| TASK |
Every record must be repeated exactly; omit any pictures they contain.

| Dataset excerpt |

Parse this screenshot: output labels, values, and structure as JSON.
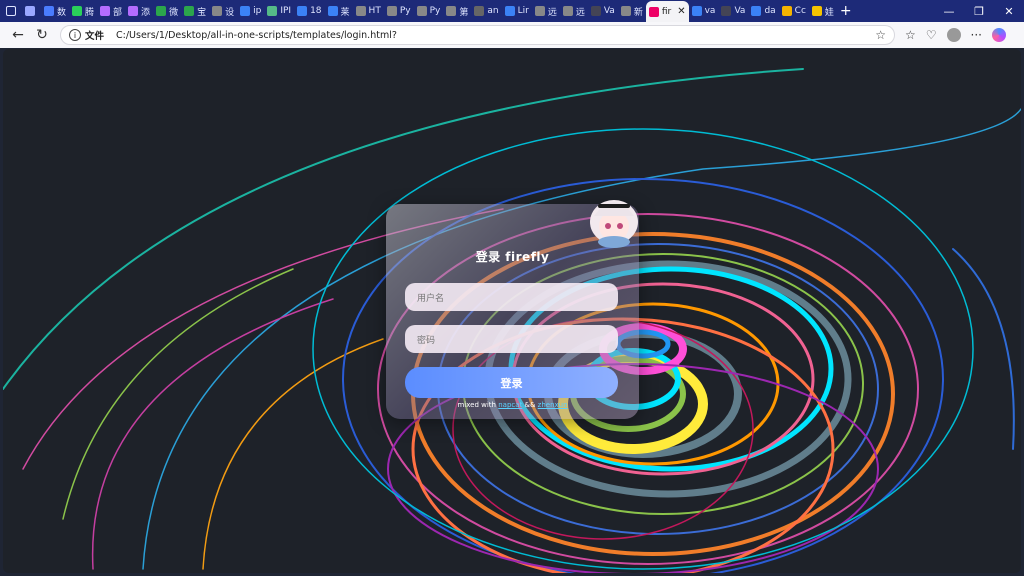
{
  "tabs": [
    {
      "label": "",
      "color": "#9aa7ff"
    },
    {
      "label": "数",
      "color": "#4a7cff"
    },
    {
      "label": "腾",
      "color": "#2ad05a"
    },
    {
      "label": "部",
      "color": "#b46cff"
    },
    {
      "label": "添",
      "color": "#b46cff"
    },
    {
      "label": "微",
      "color": "#2ca64c"
    },
    {
      "label": "宝",
      "color": "#2ca64c"
    },
    {
      "label": "设",
      "color": "#888"
    },
    {
      "label": "ip",
      "color": "#3b82f6"
    },
    {
      "label": "IPI",
      "color": "#5b8"
    },
    {
      "label": "18",
      "color": "#3b82f6"
    },
    {
      "label": "莱",
      "color": "#3b82f6"
    },
    {
      "label": "HT",
      "color": "#888"
    },
    {
      "label": "Py",
      "color": "#888"
    },
    {
      "label": "Py",
      "color": "#888"
    },
    {
      "label": "第",
      "color": "#888"
    },
    {
      "label": "an",
      "color": "#666"
    },
    {
      "label": "Lir",
      "color": "#3b82f6"
    },
    {
      "label": "远",
      "color": "#888"
    },
    {
      "label": "远",
      "color": "#888"
    },
    {
      "label": "Va",
      "color": "#445"
    },
    {
      "label": "新",
      "color": "#888"
    },
    {
      "label": "fir",
      "color": "#e06",
      "active": true
    },
    {
      "label": "va",
      "color": "#3b82f6"
    },
    {
      "label": "Va",
      "color": "#445"
    },
    {
      "label": "da",
      "color": "#3b82f6"
    },
    {
      "label": "Cc",
      "color": "#f5b400"
    },
    {
      "label": "娃",
      "color": "#f5c400"
    }
  ],
  "address": {
    "scheme_label": "文件",
    "url": "C:/Users/1/Desktop/all-in-one-scripts/templates/login.html?"
  },
  "login": {
    "title": "登录 firefly",
    "username_placeholder": "用户名",
    "password_placeholder": "密码",
    "submit_label": "登录",
    "credit_prefix": "mixed with",
    "credit_link1": "napcat",
    "credit_sep": "&&",
    "credit_link2": "zhenxun"
  },
  "colors": {
    "accent": "#5b8dff",
    "tabbar": "#1d2a78"
  }
}
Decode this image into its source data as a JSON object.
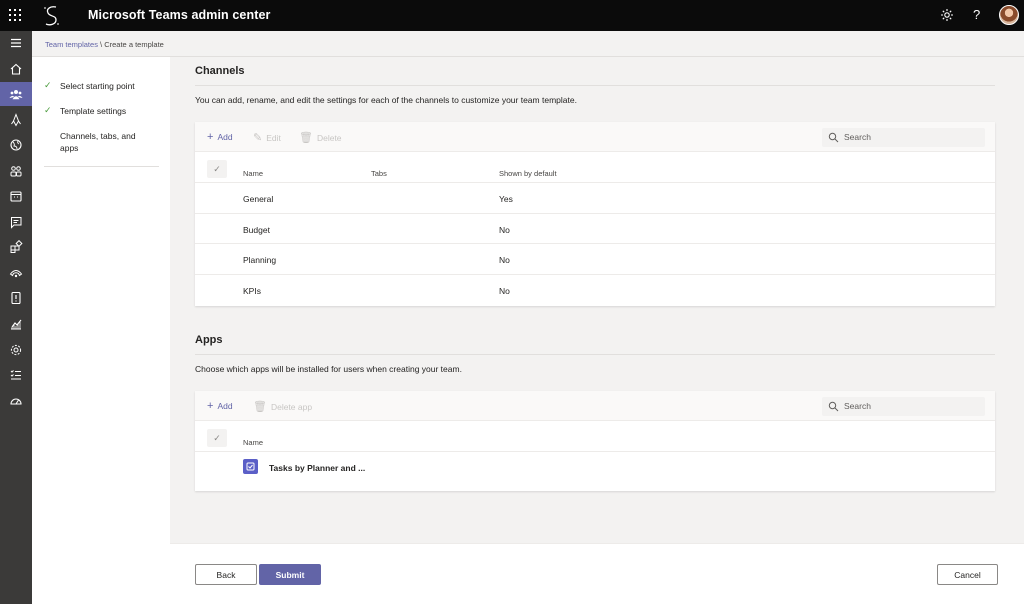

| SOLUTION TO THIS PROBLEM |
Parse this screenshot: output labels, values, and structure as JSON.
{
  "tabs": [
    {
      "label": "",
      "color": "#9aa7ff"
    },
    {
      "label": "数",
      "color": "#4a7cff"
    },
    {
      "label": "腾",
      "color": "#2ad05a"
    },
    {
      "label": "部",
      "color": "#b46cff"
    },
    {
      "label": "添",
      "color": "#b46cff"
    },
    {
      "label": "微",
      "color": "#2ca64c"
    },
    {
      "label": "宝",
      "color": "#2ca64c"
    },
    {
      "label": "设",
      "color": "#888"
    },
    {
      "label": "ip",
      "color": "#3b82f6"
    },
    {
      "label": "IPI",
      "color": "#5b8"
    },
    {
      "label": "18",
      "color": "#3b82f6"
    },
    {
      "label": "莱",
      "color": "#3b82f6"
    },
    {
      "label": "HT",
      "color": "#888"
    },
    {
      "label": "Py",
      "color": "#888"
    },
    {
      "label": "Py",
      "color": "#888"
    },
    {
      "label": "第",
      "color": "#888"
    },
    {
      "label": "an",
      "color": "#666"
    },
    {
      "label": "Lir",
      "color": "#3b82f6"
    },
    {
      "label": "远",
      "color": "#888"
    },
    {
      "label": "远",
      "color": "#888"
    },
    {
      "label": "Va",
      "color": "#445"
    },
    {
      "label": "新",
      "color": "#888"
    },
    {
      "label": "fir",
      "color": "#e06",
      "active": true
    },
    {
      "label": "va",
      "color": "#3b82f6"
    },
    {
      "label": "Va",
      "color": "#445"
    },
    {
      "label": "da",
      "color": "#3b82f6"
    },
    {
      "label": "Cc",
      "color": "#f5b400"
    },
    {
      "label": "娃",
      "color": "#f5c400"
    }
  ],
  "address": {
    "scheme_label": "文件",
    "url": "C:/Users/1/Desktop/all-in-one-scripts/templates/login.html?"
  },
  "login": {
    "title": "登录 firefly",
    "username_placeholder": "用户名",
    "password_placeholder": "密码",
    "submit_label": "登录",
    "credit_prefix": "mixed with",
    "credit_link1": "napcat",
    "credit_sep": "&&",
    "credit_link2": "zhenxun"
  },
  "colors": {
    "accent": "#5b8dff",
    "tabbar": "#1d2a78"
  }
}
Decode this image into its source data as a JSON object.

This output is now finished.